## What to work on
Write every record out again exactly, and keep images out of it.

## Input for this task
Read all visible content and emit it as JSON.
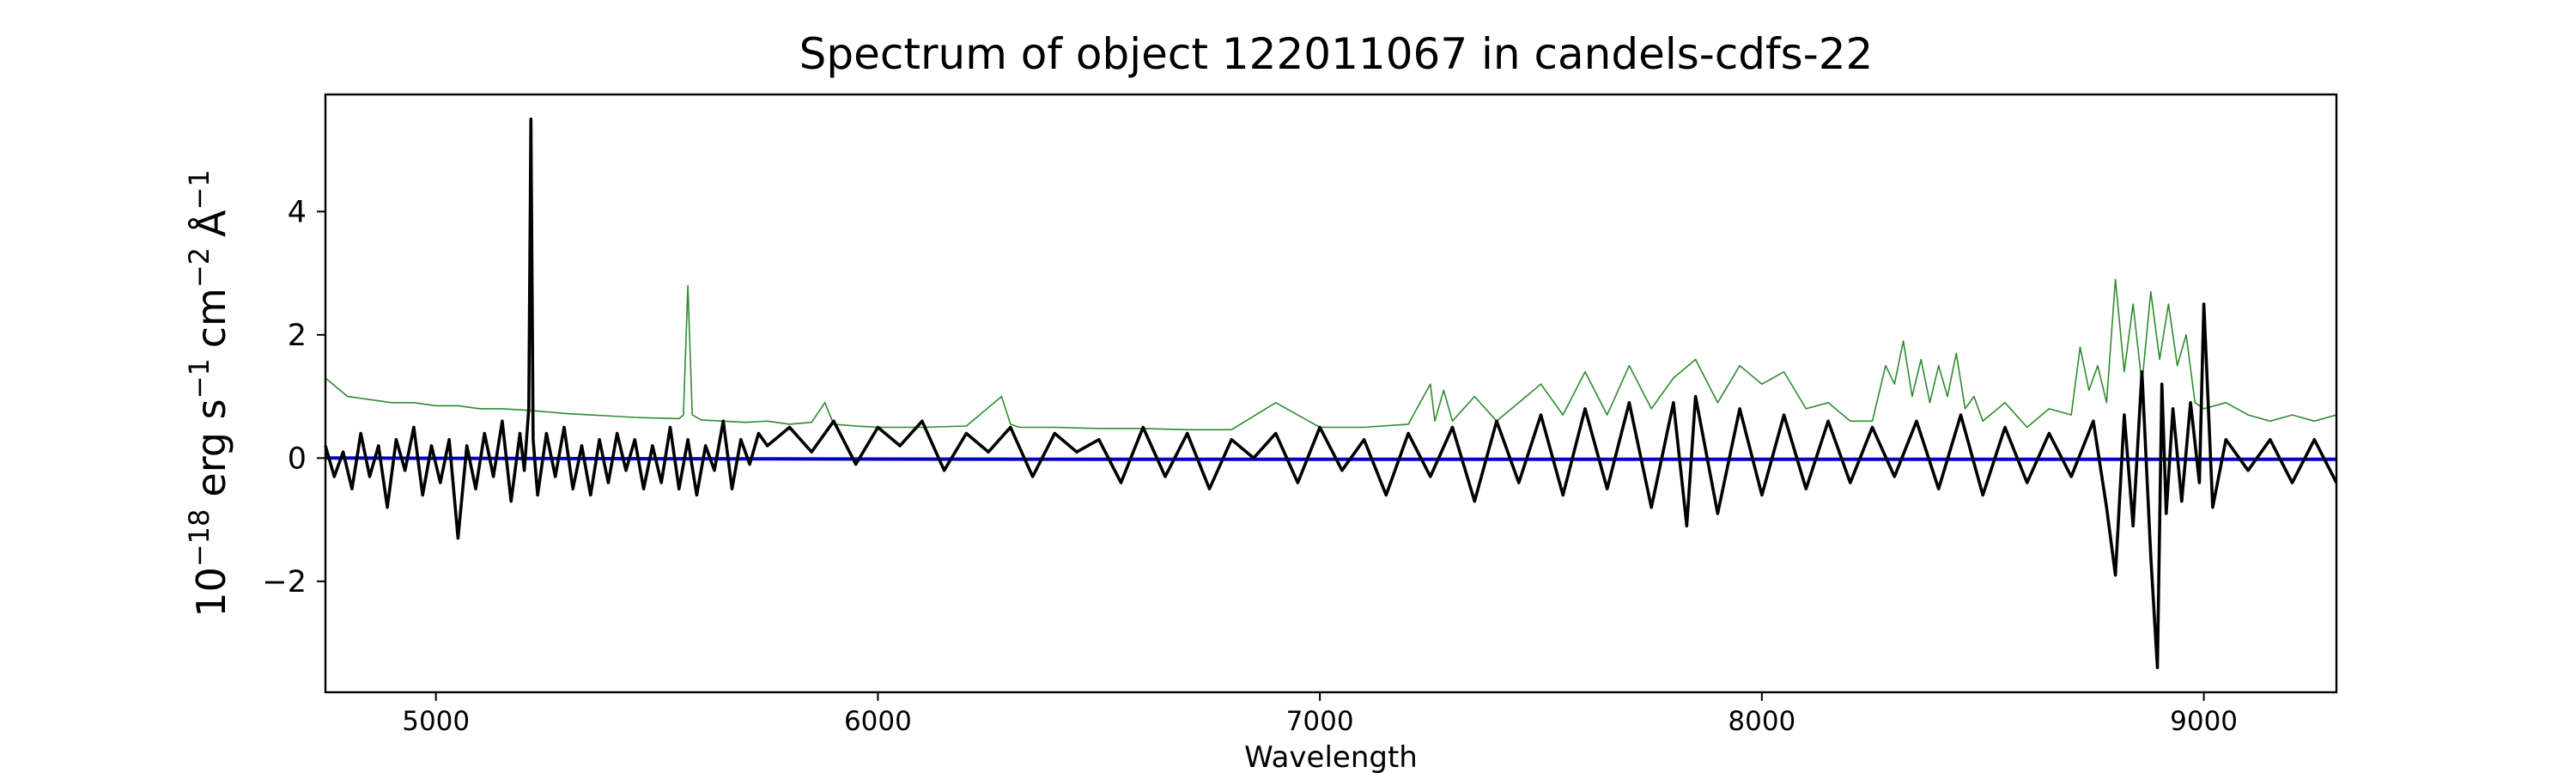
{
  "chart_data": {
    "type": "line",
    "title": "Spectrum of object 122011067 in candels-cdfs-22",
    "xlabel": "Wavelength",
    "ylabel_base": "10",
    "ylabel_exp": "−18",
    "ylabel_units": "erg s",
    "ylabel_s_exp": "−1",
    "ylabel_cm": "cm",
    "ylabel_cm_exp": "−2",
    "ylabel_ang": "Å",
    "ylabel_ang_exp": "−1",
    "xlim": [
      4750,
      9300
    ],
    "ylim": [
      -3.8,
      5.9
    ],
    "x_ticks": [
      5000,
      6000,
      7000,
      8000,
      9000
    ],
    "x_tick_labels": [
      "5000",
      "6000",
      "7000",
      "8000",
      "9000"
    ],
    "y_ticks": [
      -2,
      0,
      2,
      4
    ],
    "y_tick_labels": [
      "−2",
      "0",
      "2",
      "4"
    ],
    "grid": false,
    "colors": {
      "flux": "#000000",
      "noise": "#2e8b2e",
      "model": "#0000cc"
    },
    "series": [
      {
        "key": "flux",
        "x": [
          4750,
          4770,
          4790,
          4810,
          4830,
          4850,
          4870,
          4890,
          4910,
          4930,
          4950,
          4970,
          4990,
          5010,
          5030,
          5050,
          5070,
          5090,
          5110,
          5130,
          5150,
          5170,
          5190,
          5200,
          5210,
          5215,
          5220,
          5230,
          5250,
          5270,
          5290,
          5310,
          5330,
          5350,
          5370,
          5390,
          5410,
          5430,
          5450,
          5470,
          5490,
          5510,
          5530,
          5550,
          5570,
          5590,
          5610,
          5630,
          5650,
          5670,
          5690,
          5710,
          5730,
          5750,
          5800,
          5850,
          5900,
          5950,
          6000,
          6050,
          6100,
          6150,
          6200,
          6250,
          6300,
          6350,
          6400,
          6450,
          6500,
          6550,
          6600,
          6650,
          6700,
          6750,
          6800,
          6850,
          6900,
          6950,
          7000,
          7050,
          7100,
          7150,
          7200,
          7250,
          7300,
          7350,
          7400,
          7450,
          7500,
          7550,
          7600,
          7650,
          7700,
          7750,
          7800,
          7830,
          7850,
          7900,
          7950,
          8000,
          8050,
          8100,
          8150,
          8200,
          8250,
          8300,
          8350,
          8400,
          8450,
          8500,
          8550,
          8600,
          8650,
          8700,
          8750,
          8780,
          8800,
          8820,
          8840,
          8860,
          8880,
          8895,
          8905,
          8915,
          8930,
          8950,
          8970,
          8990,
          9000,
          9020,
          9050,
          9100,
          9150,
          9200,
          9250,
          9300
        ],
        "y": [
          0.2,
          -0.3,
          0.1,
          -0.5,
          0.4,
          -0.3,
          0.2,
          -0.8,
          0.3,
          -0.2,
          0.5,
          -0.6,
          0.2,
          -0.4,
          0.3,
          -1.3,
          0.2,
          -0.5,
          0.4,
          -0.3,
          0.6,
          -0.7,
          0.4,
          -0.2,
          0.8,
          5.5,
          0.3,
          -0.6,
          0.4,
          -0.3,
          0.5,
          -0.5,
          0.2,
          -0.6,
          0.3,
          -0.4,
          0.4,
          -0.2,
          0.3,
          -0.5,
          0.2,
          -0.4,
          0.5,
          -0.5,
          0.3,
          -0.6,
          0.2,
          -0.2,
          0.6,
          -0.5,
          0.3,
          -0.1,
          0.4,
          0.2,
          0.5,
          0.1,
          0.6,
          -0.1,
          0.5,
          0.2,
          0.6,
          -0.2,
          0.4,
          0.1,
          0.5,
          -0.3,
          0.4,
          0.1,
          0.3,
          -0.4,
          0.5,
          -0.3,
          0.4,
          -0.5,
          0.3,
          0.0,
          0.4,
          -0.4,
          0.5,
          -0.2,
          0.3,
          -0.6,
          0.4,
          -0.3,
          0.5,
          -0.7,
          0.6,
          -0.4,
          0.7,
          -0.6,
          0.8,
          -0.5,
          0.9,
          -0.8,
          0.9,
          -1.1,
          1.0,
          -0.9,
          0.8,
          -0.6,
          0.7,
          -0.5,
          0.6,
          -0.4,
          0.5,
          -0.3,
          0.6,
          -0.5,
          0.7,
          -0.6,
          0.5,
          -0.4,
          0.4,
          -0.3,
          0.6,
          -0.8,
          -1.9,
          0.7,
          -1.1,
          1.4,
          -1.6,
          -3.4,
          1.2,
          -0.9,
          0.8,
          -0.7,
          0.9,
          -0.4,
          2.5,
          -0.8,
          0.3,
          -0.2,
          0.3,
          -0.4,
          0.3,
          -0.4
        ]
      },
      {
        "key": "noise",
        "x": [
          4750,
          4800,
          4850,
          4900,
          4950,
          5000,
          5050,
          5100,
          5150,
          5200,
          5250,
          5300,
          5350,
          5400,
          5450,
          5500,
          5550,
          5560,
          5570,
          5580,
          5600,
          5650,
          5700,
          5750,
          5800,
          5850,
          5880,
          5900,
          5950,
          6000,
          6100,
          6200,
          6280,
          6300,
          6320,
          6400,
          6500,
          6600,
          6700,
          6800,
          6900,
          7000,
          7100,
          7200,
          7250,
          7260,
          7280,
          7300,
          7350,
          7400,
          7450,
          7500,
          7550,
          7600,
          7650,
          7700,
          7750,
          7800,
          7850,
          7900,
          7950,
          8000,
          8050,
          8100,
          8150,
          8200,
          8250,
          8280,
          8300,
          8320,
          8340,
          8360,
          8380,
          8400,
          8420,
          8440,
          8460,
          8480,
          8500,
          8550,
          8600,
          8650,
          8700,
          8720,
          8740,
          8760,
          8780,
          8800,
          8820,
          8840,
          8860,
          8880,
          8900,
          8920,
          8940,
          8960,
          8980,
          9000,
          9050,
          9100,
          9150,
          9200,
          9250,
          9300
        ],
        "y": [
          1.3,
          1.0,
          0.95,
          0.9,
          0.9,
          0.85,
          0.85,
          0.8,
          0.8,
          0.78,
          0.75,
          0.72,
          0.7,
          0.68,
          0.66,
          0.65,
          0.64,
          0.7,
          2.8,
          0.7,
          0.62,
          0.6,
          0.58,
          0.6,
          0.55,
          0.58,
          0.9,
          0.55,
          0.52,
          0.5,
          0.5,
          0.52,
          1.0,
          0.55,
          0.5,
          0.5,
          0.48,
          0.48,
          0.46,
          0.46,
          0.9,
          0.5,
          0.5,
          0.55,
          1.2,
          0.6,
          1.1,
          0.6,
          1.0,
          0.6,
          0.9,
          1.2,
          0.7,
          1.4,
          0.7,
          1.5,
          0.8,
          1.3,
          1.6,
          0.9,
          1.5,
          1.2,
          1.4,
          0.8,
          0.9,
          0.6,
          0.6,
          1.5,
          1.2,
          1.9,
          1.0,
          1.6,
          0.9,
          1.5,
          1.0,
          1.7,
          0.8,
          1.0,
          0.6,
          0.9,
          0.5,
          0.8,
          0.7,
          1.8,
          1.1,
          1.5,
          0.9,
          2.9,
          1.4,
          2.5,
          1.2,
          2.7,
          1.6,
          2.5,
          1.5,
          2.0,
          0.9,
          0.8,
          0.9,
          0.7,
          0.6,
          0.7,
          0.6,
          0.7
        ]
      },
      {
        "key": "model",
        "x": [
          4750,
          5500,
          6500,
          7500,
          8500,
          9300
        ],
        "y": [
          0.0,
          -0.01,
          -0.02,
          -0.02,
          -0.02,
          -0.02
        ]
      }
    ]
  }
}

## Finished task
Read all visible content and emit it as JSON.
{
  "chart_data": {
    "type": "line",
    "title": "Spectrum of object 122011067 in candels-cdfs-22",
    "xlabel": "Wavelength",
    "ylabel_base": "10",
    "ylabel_exp": "−18",
    "ylabel_units": "erg s",
    "ylabel_s_exp": "−1",
    "ylabel_cm": "cm",
    "ylabel_cm_exp": "−2",
    "ylabel_ang": "Å",
    "ylabel_ang_exp": "−1",
    "xlim": [
      4750,
      9300
    ],
    "ylim": [
      -3.8,
      5.9
    ],
    "x_ticks": [
      5000,
      6000,
      7000,
      8000,
      9000
    ],
    "x_tick_labels": [
      "5000",
      "6000",
      "7000",
      "8000",
      "9000"
    ],
    "y_ticks": [
      -2,
      0,
      2,
      4
    ],
    "y_tick_labels": [
      "−2",
      "0",
      "2",
      "4"
    ],
    "grid": false,
    "colors": {
      "flux": "#000000",
      "noise": "#2e8b2e",
      "model": "#0000cc"
    },
    "series": [
      {
        "key": "flux",
        "x": [
          4750,
          4770,
          4790,
          4810,
          4830,
          4850,
          4870,
          4890,
          4910,
          4930,
          4950,
          4970,
          4990,
          5010,
          5030,
          5050,
          5070,
          5090,
          5110,
          5130,
          5150,
          5170,
          5190,
          5200,
          5210,
          5215,
          5220,
          5230,
          5250,
          5270,
          5290,
          5310,
          5330,
          5350,
          5370,
          5390,
          5410,
          5430,
          5450,
          5470,
          5490,
          5510,
          5530,
          5550,
          5570,
          5590,
          5610,
          5630,
          5650,
          5670,
          5690,
          5710,
          5730,
          5750,
          5800,
          5850,
          5900,
          5950,
          6000,
          6050,
          6100,
          6150,
          6200,
          6250,
          6300,
          6350,
          6400,
          6450,
          6500,
          6550,
          6600,
          6650,
          6700,
          6750,
          6800,
          6850,
          6900,
          6950,
          7000,
          7050,
          7100,
          7150,
          7200,
          7250,
          7300,
          7350,
          7400,
          7450,
          7500,
          7550,
          7600,
          7650,
          7700,
          7750,
          7800,
          7830,
          7850,
          7900,
          7950,
          8000,
          8050,
          8100,
          8150,
          8200,
          8250,
          8300,
          8350,
          8400,
          8450,
          8500,
          8550,
          8600,
          8650,
          8700,
          8750,
          8780,
          8800,
          8820,
          8840,
          8860,
          8880,
          8895,
          8905,
          8915,
          8930,
          8950,
          8970,
          8990,
          9000,
          9020,
          9050,
          9100,
          9150,
          9200,
          9250,
          9300
        ],
        "y": [
          0.2,
          -0.3,
          0.1,
          -0.5,
          0.4,
          -0.3,
          0.2,
          -0.8,
          0.3,
          -0.2,
          0.5,
          -0.6,
          0.2,
          -0.4,
          0.3,
          -1.3,
          0.2,
          -0.5,
          0.4,
          -0.3,
          0.6,
          -0.7,
          0.4,
          -0.2,
          0.8,
          5.5,
          0.3,
          -0.6,
          0.4,
          -0.3,
          0.5,
          -0.5,
          0.2,
          -0.6,
          0.3,
          -0.4,
          0.4,
          -0.2,
          0.3,
          -0.5,
          0.2,
          -0.4,
          0.5,
          -0.5,
          0.3,
          -0.6,
          0.2,
          -0.2,
          0.6,
          -0.5,
          0.3,
          -0.1,
          0.4,
          0.2,
          0.5,
          0.1,
          0.6,
          -0.1,
          0.5,
          0.2,
          0.6,
          -0.2,
          0.4,
          0.1,
          0.5,
          -0.3,
          0.4,
          0.1,
          0.3,
          -0.4,
          0.5,
          -0.3,
          0.4,
          -0.5,
          0.3,
          0.0,
          0.4,
          -0.4,
          0.5,
          -0.2,
          0.3,
          -0.6,
          0.4,
          -0.3,
          0.5,
          -0.7,
          0.6,
          -0.4,
          0.7,
          -0.6,
          0.8,
          -0.5,
          0.9,
          -0.8,
          0.9,
          -1.1,
          1.0,
          -0.9,
          0.8,
          -0.6,
          0.7,
          -0.5,
          0.6,
          -0.4,
          0.5,
          -0.3,
          0.6,
          -0.5,
          0.7,
          -0.6,
          0.5,
          -0.4,
          0.4,
          -0.3,
          0.6,
          -0.8,
          -1.9,
          0.7,
          -1.1,
          1.4,
          -1.6,
          -3.4,
          1.2,
          -0.9,
          0.8,
          -0.7,
          0.9,
          -0.4,
          2.5,
          -0.8,
          0.3,
          -0.2,
          0.3,
          -0.4,
          0.3,
          -0.4
        ]
      },
      {
        "key": "noise",
        "x": [
          4750,
          4800,
          4850,
          4900,
          4950,
          5000,
          5050,
          5100,
          5150,
          5200,
          5250,
          5300,
          5350,
          5400,
          5450,
          5500,
          5550,
          5560,
          5570,
          5580,
          5600,
          5650,
          5700,
          5750,
          5800,
          5850,
          5880,
          5900,
          5950,
          6000,
          6100,
          6200,
          6280,
          6300,
          6320,
          6400,
          6500,
          6600,
          6700,
          6800,
          6900,
          7000,
          7100,
          7200,
          7250,
          7260,
          7280,
          7300,
          7350,
          7400,
          7450,
          7500,
          7550,
          7600,
          7650,
          7700,
          7750,
          7800,
          7850,
          7900,
          7950,
          8000,
          8050,
          8100,
          8150,
          8200,
          8250,
          8280,
          8300,
          8320,
          8340,
          8360,
          8380,
          8400,
          8420,
          8440,
          8460,
          8480,
          8500,
          8550,
          8600,
          8650,
          8700,
          8720,
          8740,
          8760,
          8780,
          8800,
          8820,
          8840,
          8860,
          8880,
          8900,
          8920,
          8940,
          8960,
          8980,
          9000,
          9050,
          9100,
          9150,
          9200,
          9250,
          9300
        ],
        "y": [
          1.3,
          1.0,
          0.95,
          0.9,
          0.9,
          0.85,
          0.85,
          0.8,
          0.8,
          0.78,
          0.75,
          0.72,
          0.7,
          0.68,
          0.66,
          0.65,
          0.64,
          0.7,
          2.8,
          0.7,
          0.62,
          0.6,
          0.58,
          0.6,
          0.55,
          0.58,
          0.9,
          0.55,
          0.52,
          0.5,
          0.5,
          0.52,
          1.0,
          0.55,
          0.5,
          0.5,
          0.48,
          0.48,
          0.46,
          0.46,
          0.9,
          0.5,
          0.5,
          0.55,
          1.2,
          0.6,
          1.1,
          0.6,
          1.0,
          0.6,
          0.9,
          1.2,
          0.7,
          1.4,
          0.7,
          1.5,
          0.8,
          1.3,
          1.6,
          0.9,
          1.5,
          1.2,
          1.4,
          0.8,
          0.9,
          0.6,
          0.6,
          1.5,
          1.2,
          1.9,
          1.0,
          1.6,
          0.9,
          1.5,
          1.0,
          1.7,
          0.8,
          1.0,
          0.6,
          0.9,
          0.5,
          0.8,
          0.7,
          1.8,
          1.1,
          1.5,
          0.9,
          2.9,
          1.4,
          2.5,
          1.2,
          2.7,
          1.6,
          2.5,
          1.5,
          2.0,
          0.9,
          0.8,
          0.9,
          0.7,
          0.6,
          0.7,
          0.6,
          0.7
        ]
      },
      {
        "key": "model",
        "x": [
          4750,
          5500,
          6500,
          7500,
          8500,
          9300
        ],
        "y": [
          0.0,
          -0.01,
          -0.02,
          -0.02,
          -0.02,
          -0.02
        ]
      }
    ]
  }
}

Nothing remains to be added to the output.